What this exercise asks
**1.** Print the passage from the reflection on a career in tax accounting below, beginning at the words "I’m not entirely" and stopping after "life. Not… *that*.".
**2.** Answer these questions using the reflection on a career in tax accounting that follows:
(a) How old does the narrator believe they are?
(b) What did the narrator's father say when urging a stable profession?
(c) Which plants is the narrator pruning when the mother's sigh comes to mind?
**3.** Pick up the reflection on a career in tax accounting below and keep writing from the point where it ends.
Text provided: Begin
I’m not entirely sure if this even counts as a confession, per se, more of an observation, I suppose. Or maybe a retrospective diagnostic assessment of my own vocational dis-ease, if we’re being precise. I’m 79 now, I think. Hard to keep track sometimes when the days just sort of… blend. My wife, bless her, used to say I had the memory of an elephant, but even elephants forget where they buried the good nuts after a few decades. Anyway. I’m sitting out here in my garden, as I often do these days, watching the evening light hit the viburnum just so, and it occurred to me, with a rather sharp, almost physical pang, that this is what I should have done with my life. Not… *that*.
That, of course, being corporate tax accounting. Oh, the glamour. The spreadsheets! The endless columns of numbers that never quite added up the way they were supposed to, until you found the one misplaced decimal point that had thrown off a multi-million-dollar acquisition. Riveting stuff, truly. My father, a good man, pragmatic to a fault, always said, “Son, you need a stable profession. Something with a pension.” And my mother, bless her artistic soul, never contradicted him directly but would sometimes just… sigh. A very particular kind of sigh. A sigh that conveyed a whole treatise on the suppression of artistic impulse in the name of economic security. I hear it still, sometimes, when I’m pruning the hydrangeas.
Text provided: End
Dataset: Begin
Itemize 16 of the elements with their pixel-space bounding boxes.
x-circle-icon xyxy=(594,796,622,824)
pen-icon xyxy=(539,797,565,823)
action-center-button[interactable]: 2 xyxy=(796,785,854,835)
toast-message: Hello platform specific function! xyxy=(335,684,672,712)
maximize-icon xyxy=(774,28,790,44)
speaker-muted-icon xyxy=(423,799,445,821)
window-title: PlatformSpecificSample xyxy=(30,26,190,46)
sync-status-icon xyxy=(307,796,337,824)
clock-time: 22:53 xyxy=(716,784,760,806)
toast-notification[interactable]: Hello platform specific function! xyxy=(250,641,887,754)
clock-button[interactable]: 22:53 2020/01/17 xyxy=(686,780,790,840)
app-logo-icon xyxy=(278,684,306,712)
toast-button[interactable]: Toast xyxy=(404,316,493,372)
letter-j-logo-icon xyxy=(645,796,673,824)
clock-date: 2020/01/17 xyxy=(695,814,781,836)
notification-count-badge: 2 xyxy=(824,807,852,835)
Dataset: End
Responses for each task
**1.**
I’m not entirely sure if this even counts as a confession, per se, more of an observation, I suppose. Or maybe a retrospective diagnostic assessment of my own vocational dis-ease, if we’re being precise. I’m 79 now, I think. Hard to keep track sometimes when the days just sort of… blend. My wife, bless her, used to say I had the memory of an elephant, but even elephants forget where they buried the good nuts after a few decades. Anyway. I’m sitting out here in my garden, as I often do these days, watching the evening light hit the viburnum just so, and it occurred to me, with a rather sharp, almost physical pang, that this is what I should have done with my life. Not… *that*.

**2.**
(a) The narrator thinks they are 79.
(b) He said, "Son, you need a stable profession. Something with a pension."
(c) The narrator hears the sigh while pruning the hydrangeas.

**3.**
I actually did get into a rather prestigious landscape architecture program, you know. Back in '65. Had the acceptance letter framed, for a while. It hung next to my drawing of a Japanese garden, all precise angles and carefully placed stones. But then the tuition bill came, and my dad just looked at it, then at me, and said, "That’s a lot of money to spend on dirt, isn’t it, son?" And I… well, I folded. I pivoted, as they say now. To auditing. More predictable, certainly. Less dirt. More numbers. Safer. And I was GOOD at it, mind you. EXCELLENT, even. The meticulousness required for untangling complex financial structures actually appealed to a certain part of my brain. The part that could spot a single out-of-place leaf in a meticulously designed border, perhaps.
For decades, I convinced myself it was enough. The house, the car, the nice holidays. The respect of my peers, the steady promotions. I developed an almost pathological need for order, a sort of obsessive compulsion to categorize and quantify everything. Probably a coping mechanism, now that I think about it. A way to feel in control of something when the main trajectory of my life felt utterly out of my hands. And I'd scoff, inwardly, at the younger accountants who'd complain about "burnout" or "existential dread" after a particularly grueling tax season. Amateur hour, I'd think. This is just… life. You do what you have to do.
But now, looking at my own garden, the one I’ve spent the last twenty years meticulously planning and cultivating, every stone, every shrub, every little ground cover placed with a kind of fervent, almost spiritual intention… well. It just hits different. The way the light filters through the birch leaves, the smell of damp earth after a rain, the subtle shift in color of the hostas through the seasons. It's a language I always understood, I think. A grammar of space and texture and light. And I spent my entire career translating the dead language of corporate accounting instead. And I don’t know. It’s not regret, exactly. More like… a dull ache. A phantom limb sensation for a life I never quite lived. A quiet, persistent sadness, like the rustling of dry leaves on a still evening.